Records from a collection

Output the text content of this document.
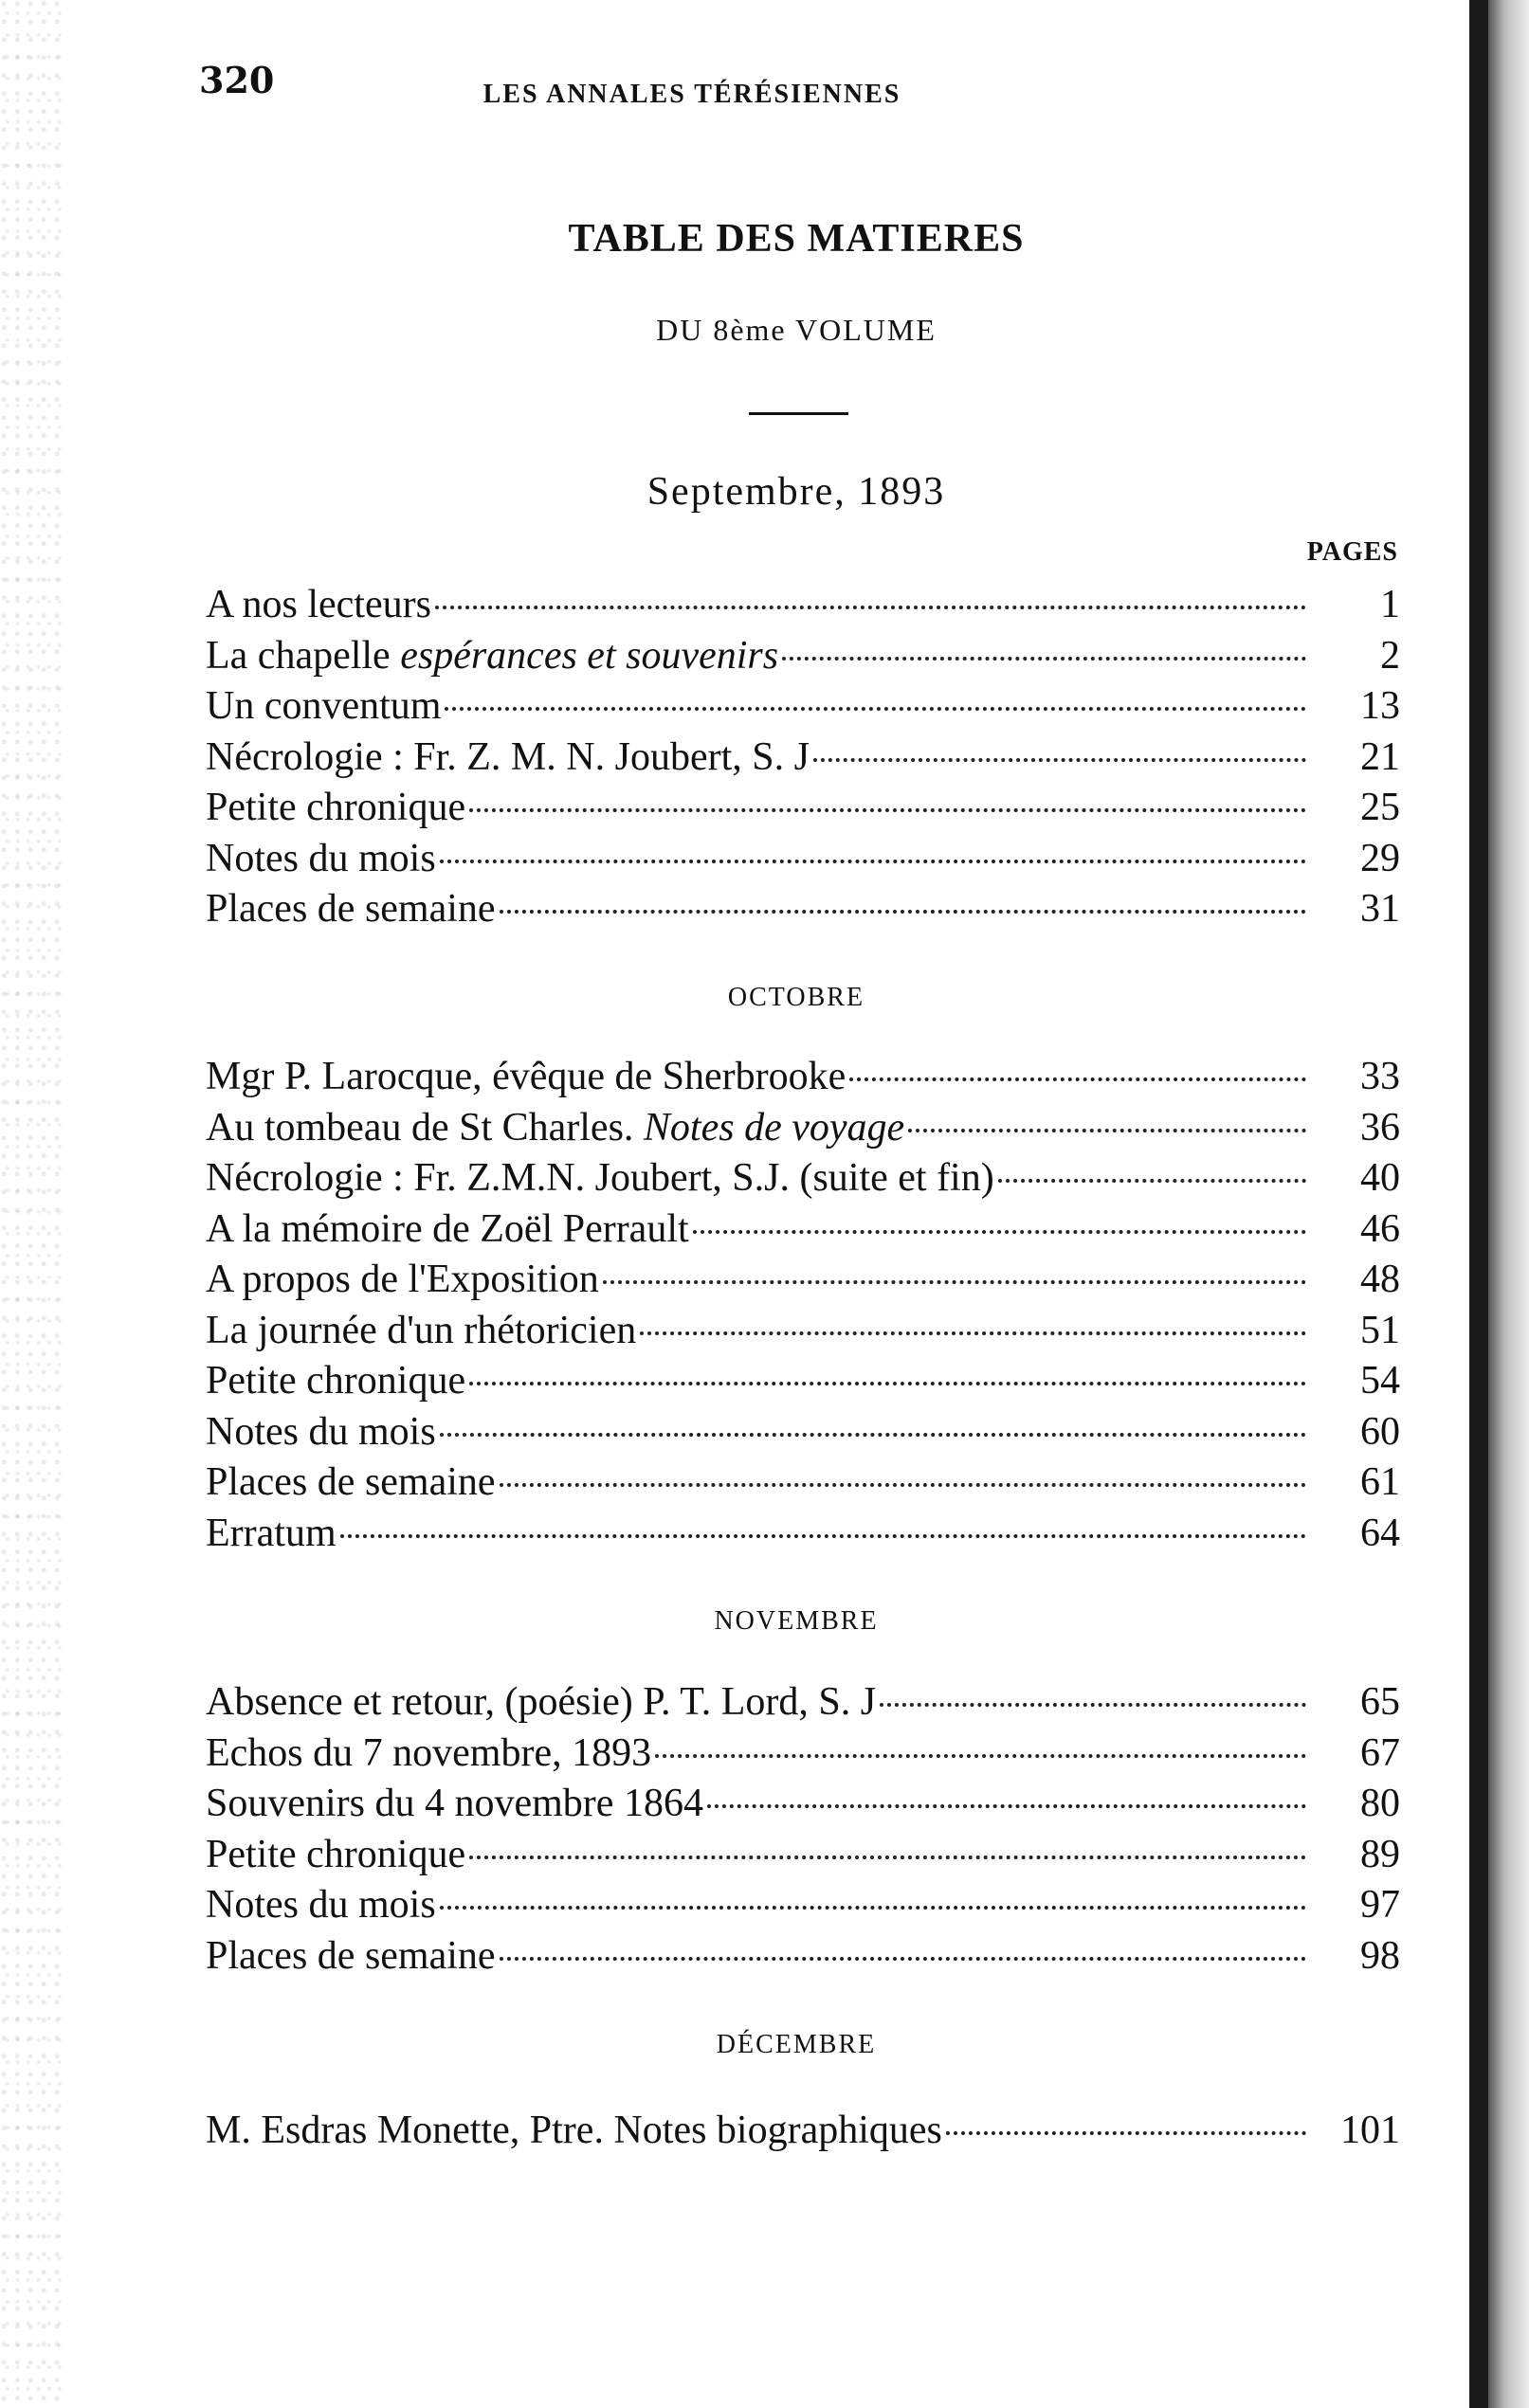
320	LES ANNALES TÉRÉSIENNES
TABLE DES MATIERES
DU 8ème VOLUME
Septembre, 1893
PAGES
A nos lecteurs	1
La chapelle espérances et souvenirs	2
Un conventum	13
Nécrologie : Fr. Z. M. N. Joubert, S. J	21
Petite chronique	25
Notes du mois	29
Places de semaine	31
OCTOBRE
Mgr P. Larocque, évêque de Sherbrooke	33
Au tombeau de St Charles. Notes de voyage	36
Nécrologie : Fr. Z.M.N. Joubert, S.J. (suite et fin)	40
A la mémoire de Zoël Perrault	46
A propos de l'Exposition	48
La journée d'un rhétoricien	51
Petite chronique	54
Notes du mois	60
Places de semaine	61
Erratum	64
NOVEMBRE
Absence et retour, (poésie) P. T. Lord, S. J	65
Echos du 7 novembre, 1893	67
Souvenirs du 4 novembre 1864	80
Petite chronique	89
Notes du mois	97
Places de semaine	98
DÉCEMBRE
M. Esdras Monette, Ptre. Notes biographiques	101
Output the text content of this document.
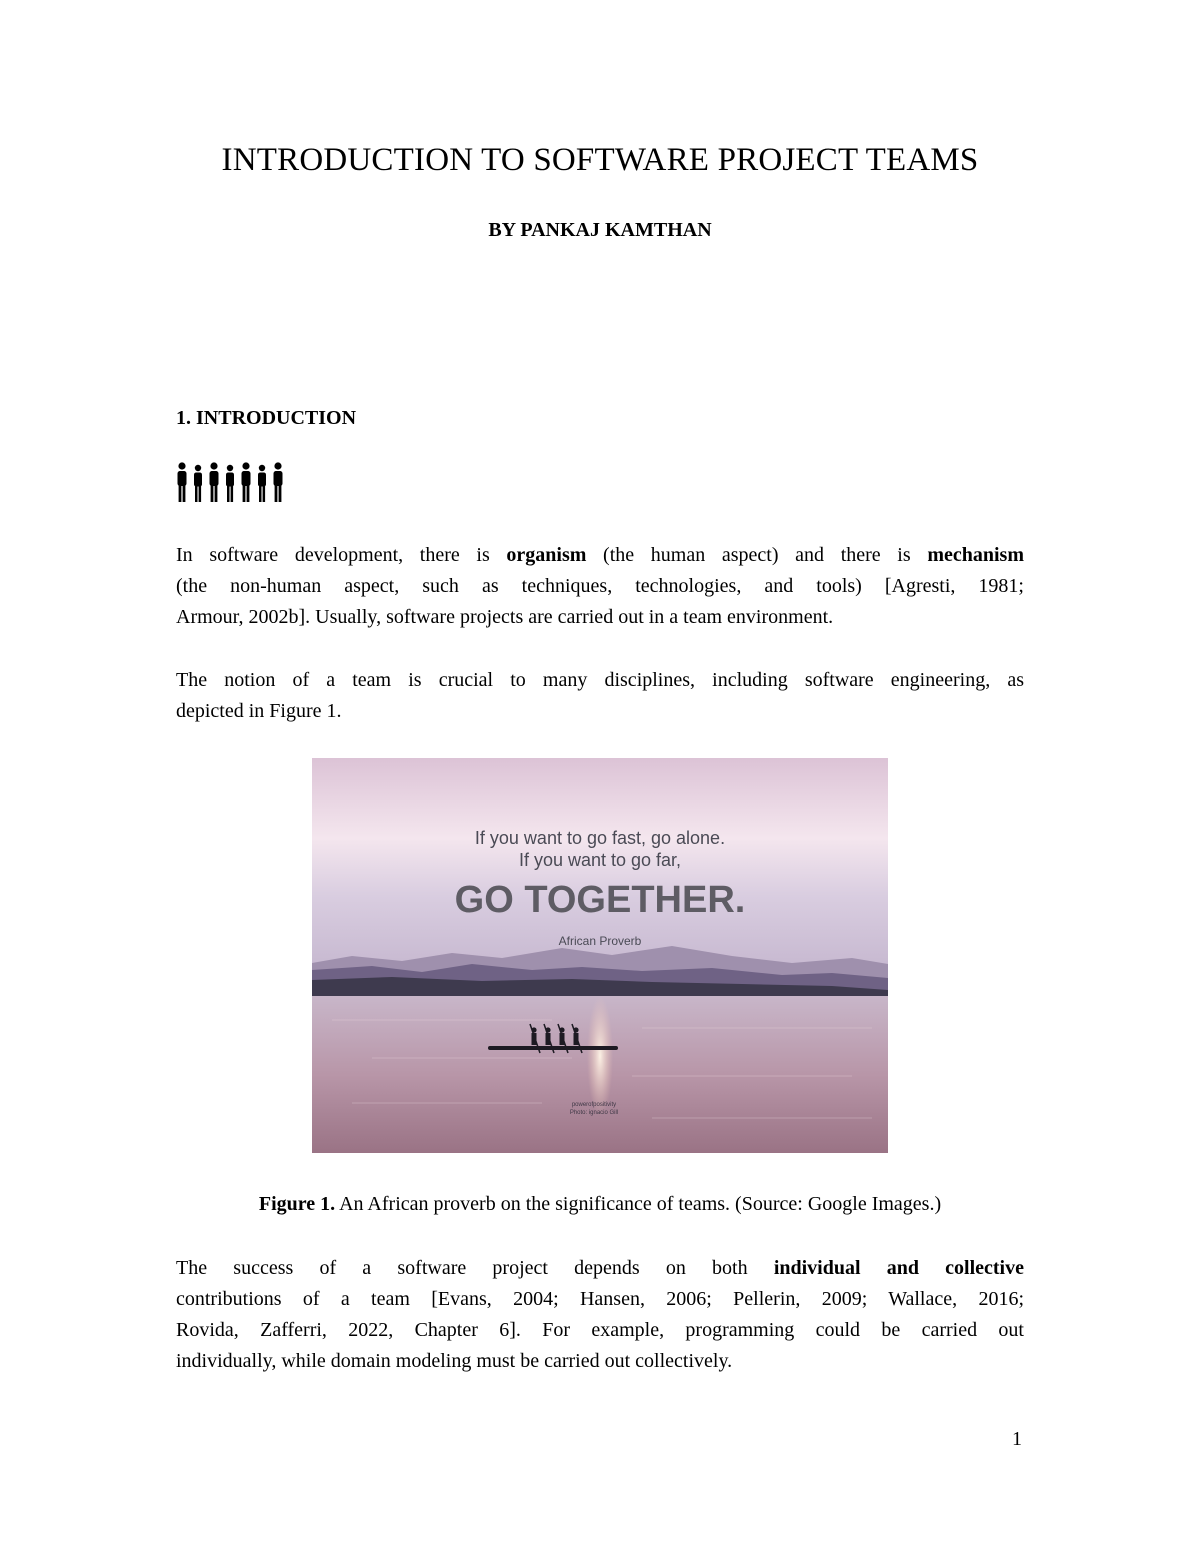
INTRODUCTION TO SOFTWARE PROJECT TEAMS
BY PANKAJ KAMTHAN
1. INTRODUCTION

In software development, there is organism (the human aspect) and there is mechanism
(the non-human aspect, such as techniques, technologies, and tools) [Agresti, 1981;
Armour, 2002b]. Usually, software projects are carried out in a team environment.

The notion of a team is crucial to many disciplines, including software engineering, as
depicted in Figure 1.

If you want to go fast, go alone.
If you want to go far,
GO TOGETHER.
African Proverb
powerofpositivity
Photo: ignacio Gill
Figure 1. An African proverb on the significance of teams. (Source: Google Images.)

The success of a software project depends on both individual and collective
contributions of a team [Evans, 2004; Hansen, 2006; Pellerin, 2009; Wallace, 2016;
Rovida, Zafferri, 2022, Chapter 6]. For example, programming could be carried out
individually, while domain modeling must be carried out collectively.

1
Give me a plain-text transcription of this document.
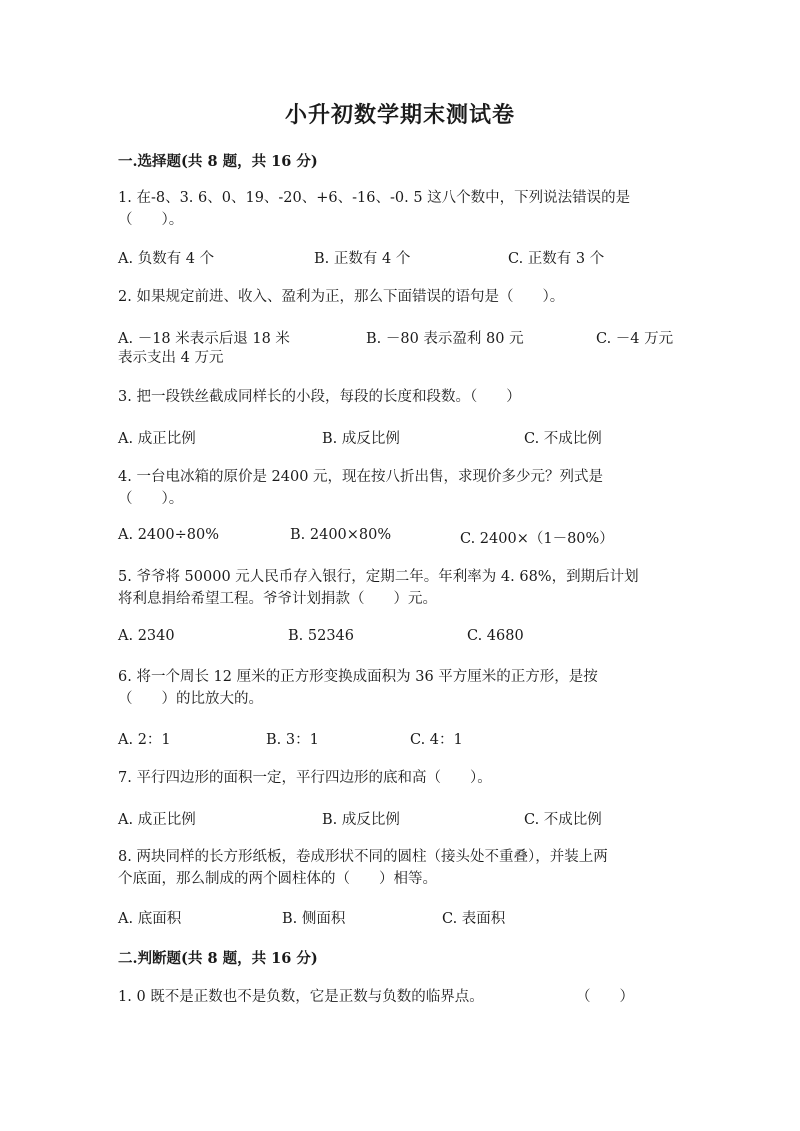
小升初数学期末测试卷
一.选择题(共 8 题，共 16 分)
1. 在-8、3. 6、0、19、-20、+6、-16、-0. 5 这八个数中，下列说法错误的是
（　　）。
A. 负数有 4 个	B. 正数有 4 个	C. 正数有 3 个
2. 如果规定前进、收入、盈利为正，那么下面错误的语句是（　　）。
A. －18 米表示后退 18 米	B. －80 表示盈利 80 元	C. －4 万元
表示支出 4 万元
3. 把一段铁丝截成同样长的小段，每段的长度和段数。（　　）
A. 成正比例	B. 成反比例	C. 不成比例
4. 一台电冰箱的原价是 2400 元，现在按八折出售，求现价多少元？列式是
（　　）。
A. 2400÷80%	B. 2400×80%	C. 2400×（1－80%）
5. 爷爷将 50000 元人民币存入银行，定期二年。年利率为 4. 68%，到期后计划
将利息捐给希望工程。爷爷计划捐款（　　）元。
A. 2340	B. 52346	C. 4680
6. 将一个周长 12 厘米的正方形变换成面积为 36 平方厘米的正方形，是按
（　　）的比放大的。
A. 2：1	B. 3：1	C. 4：1
7. 平行四边形的面积一定，平行四边形的底和高（　　）。
A. 成正比例	B. 成反比例	C. 不成比例
8. 两块同样的长方形纸板，卷成形状不同的圆柱（接头处不重叠），并装上两
个底面，那么制成的两个圆柱体的（　　）相等。
A. 底面积	B. 侧面积	C. 表面积
二.判断题(共 8 题，共 16 分)
1. 0 既不是正数也不是负数，它是正数与负数的临界点。	（　　）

▶ [Goal of the exercise] Count how many lines hold the string "chronique" and give that number alone.

▶ [Exercise answer] 3